**To do**
Count lines with the string "Entire" in them. State the number alone.
### Data section
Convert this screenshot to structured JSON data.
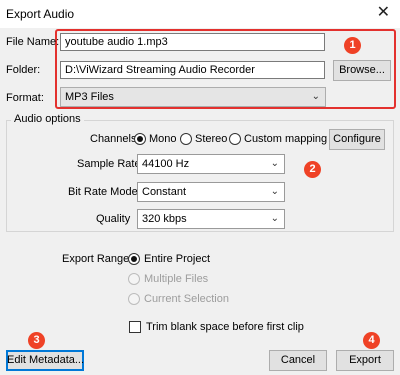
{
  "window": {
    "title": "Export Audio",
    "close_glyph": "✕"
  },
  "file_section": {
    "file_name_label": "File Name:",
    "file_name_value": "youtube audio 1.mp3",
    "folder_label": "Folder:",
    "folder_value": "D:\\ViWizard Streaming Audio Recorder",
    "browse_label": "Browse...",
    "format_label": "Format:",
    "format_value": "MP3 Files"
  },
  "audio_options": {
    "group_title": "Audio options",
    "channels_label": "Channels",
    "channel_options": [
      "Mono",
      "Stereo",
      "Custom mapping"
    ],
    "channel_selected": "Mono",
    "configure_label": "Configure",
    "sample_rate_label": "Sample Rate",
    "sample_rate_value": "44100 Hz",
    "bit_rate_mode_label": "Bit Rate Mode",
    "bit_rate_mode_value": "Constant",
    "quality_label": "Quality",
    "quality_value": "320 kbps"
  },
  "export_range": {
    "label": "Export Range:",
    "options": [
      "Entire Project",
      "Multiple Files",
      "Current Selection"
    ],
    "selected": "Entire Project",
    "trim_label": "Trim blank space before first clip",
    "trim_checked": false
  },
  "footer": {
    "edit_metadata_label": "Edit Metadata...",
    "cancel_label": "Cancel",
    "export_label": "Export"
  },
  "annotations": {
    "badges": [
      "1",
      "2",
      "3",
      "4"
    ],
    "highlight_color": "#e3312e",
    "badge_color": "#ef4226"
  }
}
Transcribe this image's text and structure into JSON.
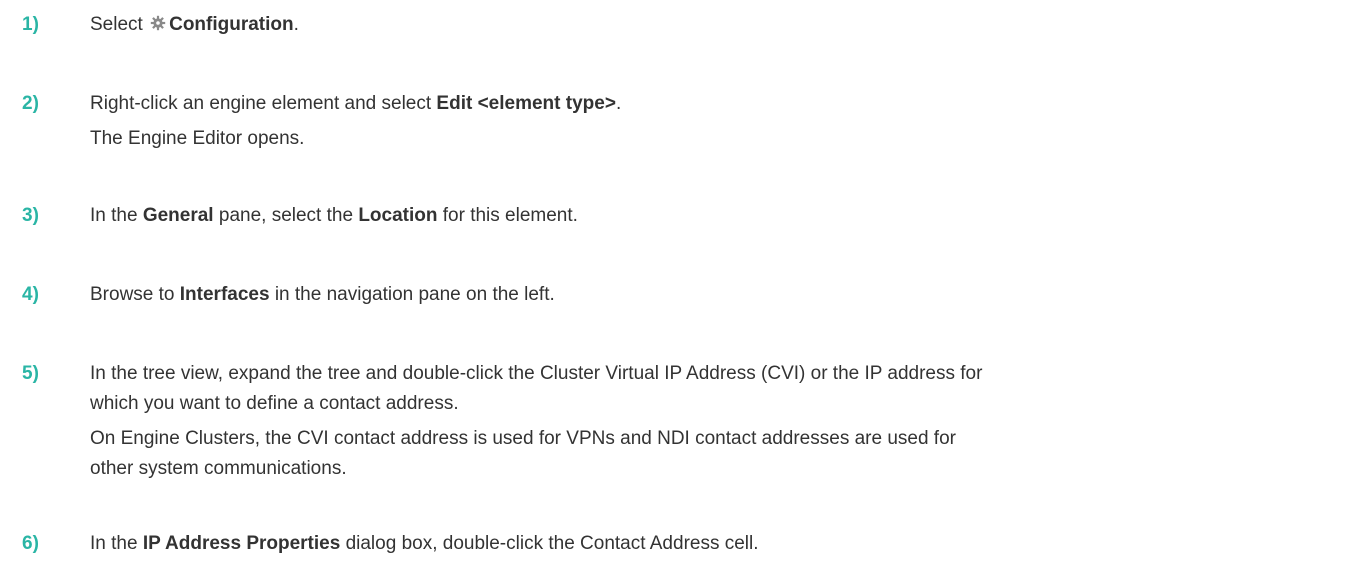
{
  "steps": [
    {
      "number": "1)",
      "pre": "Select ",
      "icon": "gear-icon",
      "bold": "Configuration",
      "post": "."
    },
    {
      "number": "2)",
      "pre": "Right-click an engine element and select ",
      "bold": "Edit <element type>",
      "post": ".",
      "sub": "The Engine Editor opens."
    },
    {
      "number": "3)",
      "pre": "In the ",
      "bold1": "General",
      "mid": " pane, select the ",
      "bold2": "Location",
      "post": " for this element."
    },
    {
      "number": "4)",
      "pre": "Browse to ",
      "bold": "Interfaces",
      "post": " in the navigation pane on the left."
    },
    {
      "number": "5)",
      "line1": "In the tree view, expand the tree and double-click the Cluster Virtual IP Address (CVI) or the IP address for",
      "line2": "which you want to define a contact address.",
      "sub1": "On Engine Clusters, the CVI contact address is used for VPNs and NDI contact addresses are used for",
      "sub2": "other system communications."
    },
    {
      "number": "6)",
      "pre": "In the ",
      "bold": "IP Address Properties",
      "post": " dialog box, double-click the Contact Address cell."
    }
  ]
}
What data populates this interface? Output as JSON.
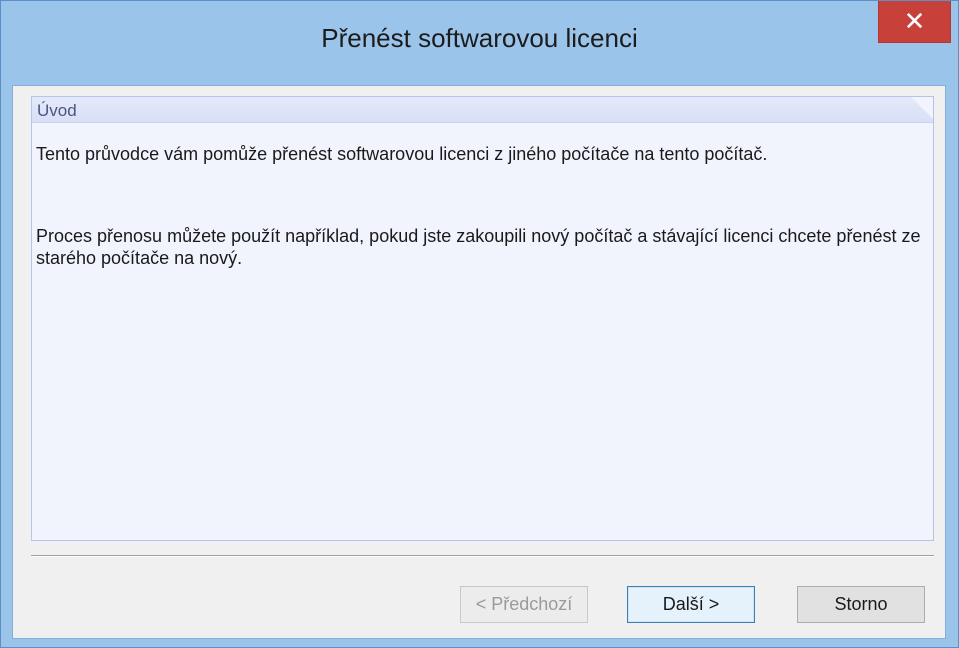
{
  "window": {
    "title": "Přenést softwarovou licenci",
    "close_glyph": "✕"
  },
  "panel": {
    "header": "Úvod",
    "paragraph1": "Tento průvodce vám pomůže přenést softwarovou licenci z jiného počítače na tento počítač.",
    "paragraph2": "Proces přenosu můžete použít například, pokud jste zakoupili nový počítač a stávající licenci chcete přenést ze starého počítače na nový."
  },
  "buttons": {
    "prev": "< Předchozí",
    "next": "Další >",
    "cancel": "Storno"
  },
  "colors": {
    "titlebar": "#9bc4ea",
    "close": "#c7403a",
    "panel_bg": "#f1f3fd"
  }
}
######
**Response**
2